Given task »
Repeat every record below exactly as it appears.

[Items from a dataset]
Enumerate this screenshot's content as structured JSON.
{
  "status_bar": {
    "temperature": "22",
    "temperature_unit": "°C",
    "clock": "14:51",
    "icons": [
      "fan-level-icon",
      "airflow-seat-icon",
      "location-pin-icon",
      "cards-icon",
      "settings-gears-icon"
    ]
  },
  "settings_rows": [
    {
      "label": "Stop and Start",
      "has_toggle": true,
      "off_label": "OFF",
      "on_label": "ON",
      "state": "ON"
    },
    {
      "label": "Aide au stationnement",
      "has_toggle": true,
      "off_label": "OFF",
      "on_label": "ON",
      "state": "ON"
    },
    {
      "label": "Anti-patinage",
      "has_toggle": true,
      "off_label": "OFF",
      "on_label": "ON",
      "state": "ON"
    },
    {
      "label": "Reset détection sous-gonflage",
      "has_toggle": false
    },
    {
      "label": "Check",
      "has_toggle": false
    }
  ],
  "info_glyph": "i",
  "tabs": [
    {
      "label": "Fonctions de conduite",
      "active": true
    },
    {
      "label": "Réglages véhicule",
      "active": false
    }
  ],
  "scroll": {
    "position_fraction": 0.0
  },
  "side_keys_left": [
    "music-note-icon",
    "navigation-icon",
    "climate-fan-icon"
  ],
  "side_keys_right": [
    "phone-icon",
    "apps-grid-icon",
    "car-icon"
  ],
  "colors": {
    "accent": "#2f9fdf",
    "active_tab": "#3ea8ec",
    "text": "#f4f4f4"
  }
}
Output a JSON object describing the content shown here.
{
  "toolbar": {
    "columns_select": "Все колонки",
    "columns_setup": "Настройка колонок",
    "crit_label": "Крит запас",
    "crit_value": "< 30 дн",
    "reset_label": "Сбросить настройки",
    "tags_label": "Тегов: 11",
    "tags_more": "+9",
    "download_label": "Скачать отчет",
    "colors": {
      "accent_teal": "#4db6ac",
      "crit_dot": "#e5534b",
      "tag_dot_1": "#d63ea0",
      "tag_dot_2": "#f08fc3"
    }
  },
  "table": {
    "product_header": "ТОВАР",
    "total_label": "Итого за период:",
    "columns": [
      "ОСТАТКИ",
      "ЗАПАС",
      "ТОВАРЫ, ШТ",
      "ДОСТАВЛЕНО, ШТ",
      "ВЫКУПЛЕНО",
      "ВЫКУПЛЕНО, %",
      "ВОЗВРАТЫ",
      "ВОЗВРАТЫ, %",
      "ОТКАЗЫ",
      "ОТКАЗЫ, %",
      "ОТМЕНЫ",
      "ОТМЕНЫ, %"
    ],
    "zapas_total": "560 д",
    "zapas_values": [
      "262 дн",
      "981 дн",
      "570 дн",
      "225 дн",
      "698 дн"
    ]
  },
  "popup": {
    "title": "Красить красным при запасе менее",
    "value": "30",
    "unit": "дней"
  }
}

Output »
Enumerate this screenshot's content as structured JSON.
{
  "status_bar": {
    "temperature": "22",
    "temperature_unit": "°C",
    "clock": "14:51",
    "icons": [
      "fan-level-icon",
      "airflow-seat-icon",
      "location-pin-icon",
      "cards-icon",
      "settings-gears-icon"
    ]
  },
  "settings_rows": [
    {
      "label": "Stop and Start",
      "has_toggle": true,
      "off_label": "OFF",
      "on_label": "ON",
      "state": "ON"
    },
    {
      "label": "Aide au stationnement",
      "has_toggle": true,
      "off_label": "OFF",
      "on_label": "ON",
      "state": "ON"
    },
    {
      "label": "Anti-patinage",
      "has_toggle": true,
      "off_label": "OFF",
      "on_label": "ON",
      "state": "ON"
    },
    {
      "label": "Reset détection sous-gonflage",
      "has_toggle": false
    },
    {
      "label": "Check",
      "has_toggle": false
    }
  ],
  "info_glyph": "i",
  "tabs": [
    {
      "label": "Fonctions de conduite",
      "active": true
    },
    {
      "label": "Réglages véhicule",
      "active": false
    }
  ],
  "scroll": {
    "position_fraction": 0.0
  },
  "side_keys_left": [
    "music-note-icon",
    "navigation-icon",
    "climate-fan-icon"
  ],
  "side_keys_right": [
    "phone-icon",
    "apps-grid-icon",
    "car-icon"
  ],
  "colors": {
    "accent": "#2f9fdf",
    "active_tab": "#3ea8ec",
    "text": "#f4f4f4"
  }
}
Output a JSON object describing the content shown here.
{
  "toolbar": {
    "columns_select": "Все колонки",
    "columns_setup": "Настройка колонок",
    "crit_label": "Крит запас",
    "crit_value": "< 30 дн",
    "reset_label": "Сбросить настройки",
    "tags_label": "Тегов: 11",
    "tags_more": "+9",
    "download_label": "Скачать отчет",
    "colors": {
      "accent_teal": "#4db6ac",
      "crit_dot": "#e5534b",
      "tag_dot_1": "#d63ea0",
      "tag_dot_2": "#f08fc3"
    }
  },
  "table": {
    "product_header": "ТОВАР",
    "total_label": "Итого за период:",
    "columns": [
      "ОСТАТКИ",
      "ЗАПАС",
      "ТОВАРЫ, ШТ",
      "ДОСТАВЛЕНО, ШТ",
      "ВЫКУПЛЕНО",
      "ВЫКУПЛЕНО, %",
      "ВОЗВРАТЫ",
      "ВОЗВРАТЫ, %",
      "ОТКАЗЫ",
      "ОТКАЗЫ, %",
      "ОТМЕНЫ",
      "ОТМЕНЫ, %"
    ],
    "zapas_total": "560 д",
    "zapas_values": [
      "262 дн",
      "981 дн",
      "570 дн",
      "225 дн",
      "698 дн"
    ]
  },
  "popup": {
    "title": "Красить красным при запасе менее",
    "value": "30",
    "unit": "дней"
  }
}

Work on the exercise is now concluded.